───── Rows ─────

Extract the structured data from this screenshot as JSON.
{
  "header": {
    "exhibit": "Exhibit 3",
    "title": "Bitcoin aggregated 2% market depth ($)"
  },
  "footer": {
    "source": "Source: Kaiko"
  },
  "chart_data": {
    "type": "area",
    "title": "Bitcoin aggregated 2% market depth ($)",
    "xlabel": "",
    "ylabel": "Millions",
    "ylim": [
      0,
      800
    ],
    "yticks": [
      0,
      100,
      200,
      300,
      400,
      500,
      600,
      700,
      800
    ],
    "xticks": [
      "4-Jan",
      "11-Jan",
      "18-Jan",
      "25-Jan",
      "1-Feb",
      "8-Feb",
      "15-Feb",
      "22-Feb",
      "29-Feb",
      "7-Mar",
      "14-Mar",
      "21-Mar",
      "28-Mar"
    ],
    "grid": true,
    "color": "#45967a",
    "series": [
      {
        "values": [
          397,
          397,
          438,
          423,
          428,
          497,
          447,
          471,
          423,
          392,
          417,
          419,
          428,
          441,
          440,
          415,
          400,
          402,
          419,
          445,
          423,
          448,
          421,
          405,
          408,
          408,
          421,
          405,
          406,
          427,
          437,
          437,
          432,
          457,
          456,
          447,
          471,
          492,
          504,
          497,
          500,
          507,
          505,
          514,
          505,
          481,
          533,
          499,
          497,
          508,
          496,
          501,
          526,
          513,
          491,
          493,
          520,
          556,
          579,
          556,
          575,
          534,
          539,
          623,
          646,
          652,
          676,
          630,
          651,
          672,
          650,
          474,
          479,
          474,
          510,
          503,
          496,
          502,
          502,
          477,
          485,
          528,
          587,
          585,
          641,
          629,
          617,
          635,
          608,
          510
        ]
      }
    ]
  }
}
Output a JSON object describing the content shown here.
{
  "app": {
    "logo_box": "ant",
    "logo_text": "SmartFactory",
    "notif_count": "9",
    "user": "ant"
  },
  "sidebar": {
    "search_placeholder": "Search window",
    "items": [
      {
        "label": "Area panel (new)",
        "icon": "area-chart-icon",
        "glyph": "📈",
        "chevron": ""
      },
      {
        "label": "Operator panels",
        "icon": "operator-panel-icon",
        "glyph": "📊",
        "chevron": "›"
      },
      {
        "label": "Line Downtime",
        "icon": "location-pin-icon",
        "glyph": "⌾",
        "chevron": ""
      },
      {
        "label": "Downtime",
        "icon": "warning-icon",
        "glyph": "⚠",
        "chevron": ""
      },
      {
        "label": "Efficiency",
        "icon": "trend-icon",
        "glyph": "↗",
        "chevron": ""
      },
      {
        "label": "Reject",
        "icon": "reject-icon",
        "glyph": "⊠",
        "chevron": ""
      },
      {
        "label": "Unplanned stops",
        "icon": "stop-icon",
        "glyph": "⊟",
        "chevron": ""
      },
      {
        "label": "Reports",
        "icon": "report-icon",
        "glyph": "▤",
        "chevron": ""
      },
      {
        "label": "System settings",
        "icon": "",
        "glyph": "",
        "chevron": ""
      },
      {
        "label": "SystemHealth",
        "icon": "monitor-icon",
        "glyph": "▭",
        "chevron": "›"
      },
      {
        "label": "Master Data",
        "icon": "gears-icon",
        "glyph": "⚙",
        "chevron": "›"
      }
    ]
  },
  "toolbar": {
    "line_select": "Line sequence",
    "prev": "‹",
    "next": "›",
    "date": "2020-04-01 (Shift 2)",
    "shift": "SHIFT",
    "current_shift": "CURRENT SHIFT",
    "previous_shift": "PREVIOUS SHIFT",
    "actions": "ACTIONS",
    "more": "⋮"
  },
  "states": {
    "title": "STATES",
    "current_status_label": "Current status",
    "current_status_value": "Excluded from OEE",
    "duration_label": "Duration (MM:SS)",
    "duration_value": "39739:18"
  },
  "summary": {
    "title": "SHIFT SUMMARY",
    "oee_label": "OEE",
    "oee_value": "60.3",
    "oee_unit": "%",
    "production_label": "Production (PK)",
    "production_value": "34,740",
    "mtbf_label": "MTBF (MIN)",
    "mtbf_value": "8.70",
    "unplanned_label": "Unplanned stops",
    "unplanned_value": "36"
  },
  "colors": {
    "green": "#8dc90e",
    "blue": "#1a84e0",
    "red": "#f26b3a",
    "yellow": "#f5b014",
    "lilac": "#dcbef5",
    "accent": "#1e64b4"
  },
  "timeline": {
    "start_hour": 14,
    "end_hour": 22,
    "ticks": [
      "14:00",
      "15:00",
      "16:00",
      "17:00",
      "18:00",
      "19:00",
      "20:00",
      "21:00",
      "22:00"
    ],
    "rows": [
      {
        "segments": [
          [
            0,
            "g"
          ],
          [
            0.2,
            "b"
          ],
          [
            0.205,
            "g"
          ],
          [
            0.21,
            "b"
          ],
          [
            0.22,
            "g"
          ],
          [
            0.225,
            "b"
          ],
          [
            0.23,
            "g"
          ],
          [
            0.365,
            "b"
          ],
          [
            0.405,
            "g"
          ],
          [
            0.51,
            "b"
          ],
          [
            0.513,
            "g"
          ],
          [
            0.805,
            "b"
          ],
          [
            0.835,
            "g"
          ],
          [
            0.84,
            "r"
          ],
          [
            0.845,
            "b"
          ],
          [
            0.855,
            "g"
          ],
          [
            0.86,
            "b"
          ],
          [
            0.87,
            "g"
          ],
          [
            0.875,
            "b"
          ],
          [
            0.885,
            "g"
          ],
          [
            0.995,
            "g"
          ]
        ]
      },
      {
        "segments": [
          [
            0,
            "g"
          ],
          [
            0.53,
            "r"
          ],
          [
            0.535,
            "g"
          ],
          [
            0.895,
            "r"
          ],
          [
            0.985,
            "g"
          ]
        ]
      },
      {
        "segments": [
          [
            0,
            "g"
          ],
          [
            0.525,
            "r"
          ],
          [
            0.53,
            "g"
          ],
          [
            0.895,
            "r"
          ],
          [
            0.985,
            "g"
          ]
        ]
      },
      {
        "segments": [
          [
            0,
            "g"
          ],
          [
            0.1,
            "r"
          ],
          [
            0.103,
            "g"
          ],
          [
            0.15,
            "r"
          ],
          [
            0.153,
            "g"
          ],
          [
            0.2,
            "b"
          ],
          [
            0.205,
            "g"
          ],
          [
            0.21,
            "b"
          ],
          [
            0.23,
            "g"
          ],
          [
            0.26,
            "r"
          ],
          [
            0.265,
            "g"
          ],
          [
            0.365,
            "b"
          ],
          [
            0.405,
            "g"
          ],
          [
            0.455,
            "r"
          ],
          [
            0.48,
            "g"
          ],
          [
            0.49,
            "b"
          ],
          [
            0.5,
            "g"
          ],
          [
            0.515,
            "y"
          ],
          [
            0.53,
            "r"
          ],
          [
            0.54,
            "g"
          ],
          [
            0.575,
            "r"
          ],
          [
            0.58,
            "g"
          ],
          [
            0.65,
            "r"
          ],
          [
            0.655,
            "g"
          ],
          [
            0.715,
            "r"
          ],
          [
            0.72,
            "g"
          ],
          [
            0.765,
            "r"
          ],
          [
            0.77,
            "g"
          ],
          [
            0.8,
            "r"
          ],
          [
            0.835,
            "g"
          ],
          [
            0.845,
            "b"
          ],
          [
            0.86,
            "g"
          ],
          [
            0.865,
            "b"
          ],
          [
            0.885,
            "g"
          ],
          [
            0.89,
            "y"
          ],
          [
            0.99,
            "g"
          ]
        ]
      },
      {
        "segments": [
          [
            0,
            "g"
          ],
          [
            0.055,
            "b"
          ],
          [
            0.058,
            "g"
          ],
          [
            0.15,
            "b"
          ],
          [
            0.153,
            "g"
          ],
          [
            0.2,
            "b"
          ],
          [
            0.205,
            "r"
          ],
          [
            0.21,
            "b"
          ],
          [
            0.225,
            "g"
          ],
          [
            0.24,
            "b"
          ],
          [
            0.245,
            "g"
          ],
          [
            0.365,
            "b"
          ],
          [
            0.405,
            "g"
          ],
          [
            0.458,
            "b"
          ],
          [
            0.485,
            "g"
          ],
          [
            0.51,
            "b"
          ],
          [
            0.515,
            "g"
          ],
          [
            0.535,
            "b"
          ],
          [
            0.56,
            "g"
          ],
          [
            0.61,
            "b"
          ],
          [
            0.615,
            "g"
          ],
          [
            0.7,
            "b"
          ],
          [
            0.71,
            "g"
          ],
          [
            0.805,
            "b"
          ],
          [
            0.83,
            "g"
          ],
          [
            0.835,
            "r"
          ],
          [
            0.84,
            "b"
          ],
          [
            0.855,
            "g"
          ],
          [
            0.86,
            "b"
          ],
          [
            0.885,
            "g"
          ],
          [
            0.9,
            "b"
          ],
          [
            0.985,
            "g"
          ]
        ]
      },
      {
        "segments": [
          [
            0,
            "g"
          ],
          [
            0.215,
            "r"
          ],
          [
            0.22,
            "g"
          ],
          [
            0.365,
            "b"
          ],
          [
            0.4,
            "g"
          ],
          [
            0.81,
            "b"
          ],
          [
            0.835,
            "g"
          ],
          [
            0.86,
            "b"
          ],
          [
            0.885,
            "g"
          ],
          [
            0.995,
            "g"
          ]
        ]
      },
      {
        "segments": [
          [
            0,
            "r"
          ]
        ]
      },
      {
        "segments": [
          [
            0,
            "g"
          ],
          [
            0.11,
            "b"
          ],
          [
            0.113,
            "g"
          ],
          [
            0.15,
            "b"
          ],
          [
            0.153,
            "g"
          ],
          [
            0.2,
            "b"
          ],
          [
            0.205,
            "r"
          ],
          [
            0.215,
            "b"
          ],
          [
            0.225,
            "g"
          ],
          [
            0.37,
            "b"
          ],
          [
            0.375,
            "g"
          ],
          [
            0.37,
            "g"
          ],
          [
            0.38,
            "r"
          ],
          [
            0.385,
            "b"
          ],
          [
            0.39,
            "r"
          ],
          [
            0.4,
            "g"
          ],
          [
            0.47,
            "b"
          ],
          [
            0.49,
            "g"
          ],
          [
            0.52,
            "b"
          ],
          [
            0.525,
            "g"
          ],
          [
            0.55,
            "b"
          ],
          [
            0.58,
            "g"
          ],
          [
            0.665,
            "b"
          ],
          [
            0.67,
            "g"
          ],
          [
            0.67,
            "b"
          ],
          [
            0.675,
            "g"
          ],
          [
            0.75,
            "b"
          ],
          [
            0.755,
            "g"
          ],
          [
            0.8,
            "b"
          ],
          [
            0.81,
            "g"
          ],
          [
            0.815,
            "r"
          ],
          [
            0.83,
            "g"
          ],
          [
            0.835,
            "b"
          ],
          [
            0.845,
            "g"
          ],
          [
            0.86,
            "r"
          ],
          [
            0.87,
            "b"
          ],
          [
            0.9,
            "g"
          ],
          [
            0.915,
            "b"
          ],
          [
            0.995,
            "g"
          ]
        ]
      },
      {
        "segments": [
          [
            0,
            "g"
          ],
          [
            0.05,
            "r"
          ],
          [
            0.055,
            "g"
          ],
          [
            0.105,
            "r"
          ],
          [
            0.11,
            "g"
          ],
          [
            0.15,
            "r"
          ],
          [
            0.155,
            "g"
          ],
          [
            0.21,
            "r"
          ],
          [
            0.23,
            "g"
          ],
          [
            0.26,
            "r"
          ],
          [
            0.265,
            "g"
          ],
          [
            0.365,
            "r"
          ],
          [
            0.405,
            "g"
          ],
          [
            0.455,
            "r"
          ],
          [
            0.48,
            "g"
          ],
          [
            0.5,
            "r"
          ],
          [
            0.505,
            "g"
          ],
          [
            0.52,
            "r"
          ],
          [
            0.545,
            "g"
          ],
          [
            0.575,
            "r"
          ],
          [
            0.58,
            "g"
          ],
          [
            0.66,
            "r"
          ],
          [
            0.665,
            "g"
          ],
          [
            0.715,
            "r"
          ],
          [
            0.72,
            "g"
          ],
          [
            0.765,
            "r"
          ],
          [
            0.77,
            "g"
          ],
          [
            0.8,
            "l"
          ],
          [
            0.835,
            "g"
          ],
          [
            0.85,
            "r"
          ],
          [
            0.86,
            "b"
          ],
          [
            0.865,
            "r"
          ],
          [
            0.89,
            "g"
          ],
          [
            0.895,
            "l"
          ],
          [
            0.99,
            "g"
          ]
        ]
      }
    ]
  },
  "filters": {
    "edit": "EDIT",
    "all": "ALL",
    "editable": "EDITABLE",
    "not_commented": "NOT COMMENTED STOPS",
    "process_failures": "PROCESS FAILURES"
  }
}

─────

◆ **Task prompt**: State the number of lines in the data that include the string "title", and add nothing else.

◆ **Final result**: 4